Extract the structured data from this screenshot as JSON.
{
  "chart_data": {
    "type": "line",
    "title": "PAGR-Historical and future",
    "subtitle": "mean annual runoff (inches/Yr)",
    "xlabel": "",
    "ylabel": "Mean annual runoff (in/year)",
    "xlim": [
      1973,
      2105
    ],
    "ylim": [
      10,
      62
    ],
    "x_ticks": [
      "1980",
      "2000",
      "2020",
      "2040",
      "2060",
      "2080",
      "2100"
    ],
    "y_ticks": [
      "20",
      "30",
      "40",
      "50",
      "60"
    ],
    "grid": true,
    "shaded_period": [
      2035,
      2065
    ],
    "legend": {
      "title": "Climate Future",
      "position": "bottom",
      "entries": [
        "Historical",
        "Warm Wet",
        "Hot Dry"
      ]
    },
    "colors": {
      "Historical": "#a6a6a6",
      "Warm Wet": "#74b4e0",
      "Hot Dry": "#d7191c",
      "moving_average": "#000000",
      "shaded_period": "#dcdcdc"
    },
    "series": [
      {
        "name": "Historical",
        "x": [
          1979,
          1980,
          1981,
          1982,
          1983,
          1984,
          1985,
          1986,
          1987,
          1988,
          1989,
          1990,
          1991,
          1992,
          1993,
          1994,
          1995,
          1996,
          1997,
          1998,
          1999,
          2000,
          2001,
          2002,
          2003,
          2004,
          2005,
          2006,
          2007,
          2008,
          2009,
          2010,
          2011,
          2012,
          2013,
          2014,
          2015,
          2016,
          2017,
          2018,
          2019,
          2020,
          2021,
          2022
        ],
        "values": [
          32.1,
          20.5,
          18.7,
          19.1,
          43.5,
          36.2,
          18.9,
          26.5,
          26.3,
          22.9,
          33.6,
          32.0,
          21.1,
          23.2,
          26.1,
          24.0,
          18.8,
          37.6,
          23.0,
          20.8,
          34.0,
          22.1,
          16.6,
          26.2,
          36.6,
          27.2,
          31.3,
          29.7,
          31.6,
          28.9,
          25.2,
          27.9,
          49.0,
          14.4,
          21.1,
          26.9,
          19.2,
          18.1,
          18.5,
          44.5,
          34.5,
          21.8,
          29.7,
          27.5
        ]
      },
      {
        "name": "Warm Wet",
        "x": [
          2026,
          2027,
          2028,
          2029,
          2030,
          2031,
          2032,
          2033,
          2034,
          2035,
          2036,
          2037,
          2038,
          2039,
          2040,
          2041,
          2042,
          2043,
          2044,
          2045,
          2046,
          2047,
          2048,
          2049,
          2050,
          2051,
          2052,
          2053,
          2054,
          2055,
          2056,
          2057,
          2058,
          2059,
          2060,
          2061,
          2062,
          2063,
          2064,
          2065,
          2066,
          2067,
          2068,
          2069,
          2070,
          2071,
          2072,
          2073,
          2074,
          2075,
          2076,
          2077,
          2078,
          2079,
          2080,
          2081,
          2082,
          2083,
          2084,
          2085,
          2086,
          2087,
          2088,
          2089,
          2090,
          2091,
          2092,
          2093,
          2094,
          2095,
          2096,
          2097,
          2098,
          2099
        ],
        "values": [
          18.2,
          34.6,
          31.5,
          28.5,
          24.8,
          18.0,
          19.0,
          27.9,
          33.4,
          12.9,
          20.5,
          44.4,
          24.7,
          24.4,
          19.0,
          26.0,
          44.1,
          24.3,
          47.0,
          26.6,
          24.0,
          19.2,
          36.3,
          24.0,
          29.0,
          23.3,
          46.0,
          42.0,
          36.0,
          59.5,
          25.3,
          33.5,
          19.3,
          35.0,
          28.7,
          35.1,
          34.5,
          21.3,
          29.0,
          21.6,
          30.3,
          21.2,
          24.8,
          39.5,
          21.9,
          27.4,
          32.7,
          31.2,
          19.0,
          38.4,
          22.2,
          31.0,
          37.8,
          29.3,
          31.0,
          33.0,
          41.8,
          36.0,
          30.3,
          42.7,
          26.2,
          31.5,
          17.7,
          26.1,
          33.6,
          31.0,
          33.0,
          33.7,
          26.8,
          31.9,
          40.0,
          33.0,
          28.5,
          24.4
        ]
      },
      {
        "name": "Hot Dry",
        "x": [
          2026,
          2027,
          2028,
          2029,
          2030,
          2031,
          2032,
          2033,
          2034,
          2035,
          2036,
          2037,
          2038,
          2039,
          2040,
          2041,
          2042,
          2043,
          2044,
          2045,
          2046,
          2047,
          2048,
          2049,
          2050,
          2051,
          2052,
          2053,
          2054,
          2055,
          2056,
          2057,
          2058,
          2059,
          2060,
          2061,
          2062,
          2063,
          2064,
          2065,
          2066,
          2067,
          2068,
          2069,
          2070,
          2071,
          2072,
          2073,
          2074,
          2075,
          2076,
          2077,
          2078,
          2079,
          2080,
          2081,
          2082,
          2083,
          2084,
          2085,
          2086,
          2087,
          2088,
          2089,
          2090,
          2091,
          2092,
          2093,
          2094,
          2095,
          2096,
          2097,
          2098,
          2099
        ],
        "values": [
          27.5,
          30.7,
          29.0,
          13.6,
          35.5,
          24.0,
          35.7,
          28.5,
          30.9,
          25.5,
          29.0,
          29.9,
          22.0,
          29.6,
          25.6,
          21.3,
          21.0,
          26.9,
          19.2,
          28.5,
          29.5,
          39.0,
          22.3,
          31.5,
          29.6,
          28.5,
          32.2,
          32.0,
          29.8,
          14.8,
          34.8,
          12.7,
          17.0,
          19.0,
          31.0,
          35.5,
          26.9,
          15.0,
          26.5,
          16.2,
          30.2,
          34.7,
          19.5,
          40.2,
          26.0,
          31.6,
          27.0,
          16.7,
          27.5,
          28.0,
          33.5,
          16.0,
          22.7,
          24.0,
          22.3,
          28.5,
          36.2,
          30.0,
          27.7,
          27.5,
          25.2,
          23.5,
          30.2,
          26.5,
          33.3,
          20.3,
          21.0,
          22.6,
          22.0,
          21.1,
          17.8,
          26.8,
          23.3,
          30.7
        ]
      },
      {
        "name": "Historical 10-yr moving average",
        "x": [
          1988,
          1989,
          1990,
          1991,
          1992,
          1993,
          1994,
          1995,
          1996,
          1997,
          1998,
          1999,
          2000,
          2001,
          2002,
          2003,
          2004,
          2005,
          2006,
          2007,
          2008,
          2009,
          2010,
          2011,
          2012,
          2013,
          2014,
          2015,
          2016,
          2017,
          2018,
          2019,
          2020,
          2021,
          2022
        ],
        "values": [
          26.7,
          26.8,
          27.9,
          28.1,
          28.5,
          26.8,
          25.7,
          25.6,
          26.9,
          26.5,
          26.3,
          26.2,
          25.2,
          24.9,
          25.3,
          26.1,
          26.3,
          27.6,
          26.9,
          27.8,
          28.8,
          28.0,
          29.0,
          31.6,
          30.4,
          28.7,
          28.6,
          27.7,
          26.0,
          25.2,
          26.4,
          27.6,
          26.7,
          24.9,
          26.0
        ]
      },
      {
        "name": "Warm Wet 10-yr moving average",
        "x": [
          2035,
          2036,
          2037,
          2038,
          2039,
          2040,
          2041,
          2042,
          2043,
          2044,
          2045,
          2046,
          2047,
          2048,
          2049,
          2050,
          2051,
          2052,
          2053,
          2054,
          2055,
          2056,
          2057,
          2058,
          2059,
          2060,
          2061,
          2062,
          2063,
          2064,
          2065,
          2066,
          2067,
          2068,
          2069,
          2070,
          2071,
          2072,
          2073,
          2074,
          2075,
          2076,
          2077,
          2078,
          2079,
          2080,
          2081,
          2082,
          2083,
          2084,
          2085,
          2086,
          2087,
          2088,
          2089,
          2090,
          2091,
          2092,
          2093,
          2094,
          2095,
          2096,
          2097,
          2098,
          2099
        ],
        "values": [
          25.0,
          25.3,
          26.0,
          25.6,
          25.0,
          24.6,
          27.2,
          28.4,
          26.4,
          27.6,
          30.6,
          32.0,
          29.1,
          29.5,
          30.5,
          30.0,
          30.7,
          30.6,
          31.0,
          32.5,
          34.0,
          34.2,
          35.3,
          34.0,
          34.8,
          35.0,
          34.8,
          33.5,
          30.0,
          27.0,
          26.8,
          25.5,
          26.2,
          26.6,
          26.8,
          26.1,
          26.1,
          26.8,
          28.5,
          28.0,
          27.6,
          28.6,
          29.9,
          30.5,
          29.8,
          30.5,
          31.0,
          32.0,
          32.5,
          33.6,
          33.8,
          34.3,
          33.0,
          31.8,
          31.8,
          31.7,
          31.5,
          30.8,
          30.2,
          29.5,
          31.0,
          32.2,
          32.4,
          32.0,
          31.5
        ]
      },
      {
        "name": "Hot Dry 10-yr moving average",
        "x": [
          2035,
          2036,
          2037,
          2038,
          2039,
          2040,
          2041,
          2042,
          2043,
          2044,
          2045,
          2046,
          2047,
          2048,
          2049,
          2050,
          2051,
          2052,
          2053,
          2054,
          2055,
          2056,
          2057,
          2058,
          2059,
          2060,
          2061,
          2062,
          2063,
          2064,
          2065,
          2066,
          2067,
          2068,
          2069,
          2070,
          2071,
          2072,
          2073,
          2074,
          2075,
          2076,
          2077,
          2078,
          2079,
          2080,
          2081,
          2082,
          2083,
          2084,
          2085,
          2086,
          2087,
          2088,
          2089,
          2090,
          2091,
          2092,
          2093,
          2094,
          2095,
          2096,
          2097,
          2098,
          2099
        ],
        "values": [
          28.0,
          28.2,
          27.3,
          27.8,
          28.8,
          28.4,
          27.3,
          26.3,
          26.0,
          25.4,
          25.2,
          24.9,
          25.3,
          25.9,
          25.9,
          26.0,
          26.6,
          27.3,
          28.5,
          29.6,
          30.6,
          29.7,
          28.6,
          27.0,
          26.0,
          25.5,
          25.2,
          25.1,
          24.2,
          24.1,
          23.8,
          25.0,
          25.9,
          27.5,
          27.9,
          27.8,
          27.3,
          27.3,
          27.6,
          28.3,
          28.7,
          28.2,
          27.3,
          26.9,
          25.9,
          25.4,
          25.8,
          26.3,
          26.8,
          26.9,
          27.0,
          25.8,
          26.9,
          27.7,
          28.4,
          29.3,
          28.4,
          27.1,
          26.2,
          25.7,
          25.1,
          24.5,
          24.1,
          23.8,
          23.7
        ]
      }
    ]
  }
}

___

Each line above that holds the string "runoff" should be copied and shown.

§ **Task answer**:
    "subtitle": "mean annual runoff (inches/Yr)",
    "ylabel": "Mean annual runoff (in/year)",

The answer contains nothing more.